Leave out the pictures and repeat the data exactly.

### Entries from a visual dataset
^^^^^^^^^^^^^^^^

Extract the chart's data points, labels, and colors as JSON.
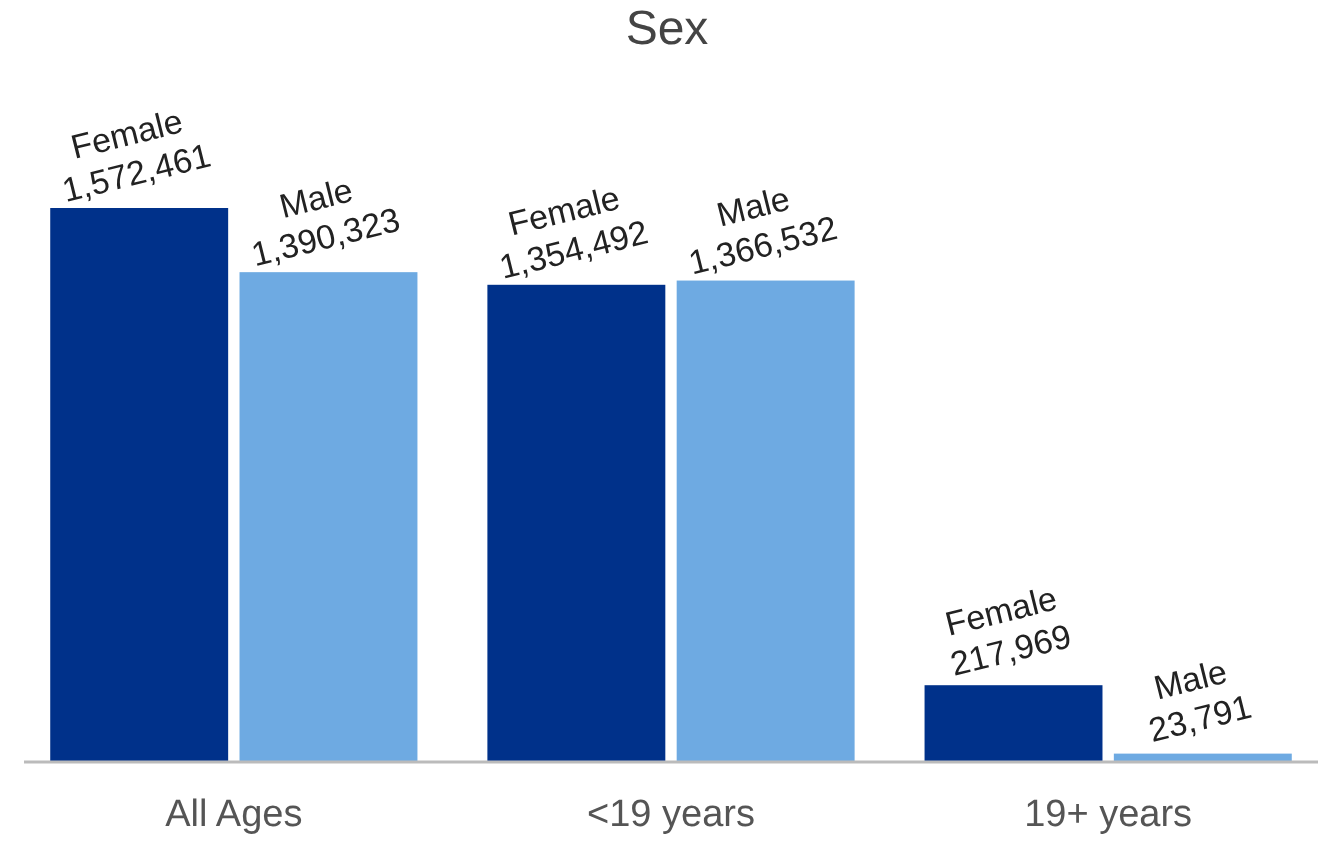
{
  "chart_data": {
    "type": "bar",
    "title": "Sex",
    "categories": [
      "All Ages",
      "<19 years",
      "19+ years"
    ],
    "series": [
      {
        "name": "Female",
        "color": "#00318a",
        "values": [
          1572461,
          1354492,
          217969
        ],
        "value_labels": [
          "1,572,461",
          "1,354,492",
          "217,969"
        ]
      },
      {
        "name": "Male",
        "color": "#6eaae2",
        "values": [
          1390323,
          1366532,
          23791
        ],
        "value_labels": [
          "1,390,323",
          "1,366,532",
          "23,791"
        ]
      }
    ]
  }
}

^^^^^^^^^^^^^^^^

### Expected answer
Extract the chart's data points, labels, and colors as JSON.
{
  "chart_data": {
    "type": "bar",
    "title": "Sex",
    "categories": [
      "All Ages",
      "<19 years",
      "19+ years"
    ],
    "series": [
      {
        "name": "Female",
        "color": "#00318a",
        "values": [
          1572461,
          1354492,
          217969
        ],
        "value_labels": [
          "1,572,461",
          "1,354,492",
          "217,969"
        ]
      },
      {
        "name": "Male",
        "color": "#6eaae2",
        "values": [
          1390323,
          1366532,
          23791
        ],
        "value_labels": [
          "1,390,323",
          "1,366,532",
          "23,791"
        ]
      }
    ]
  }
}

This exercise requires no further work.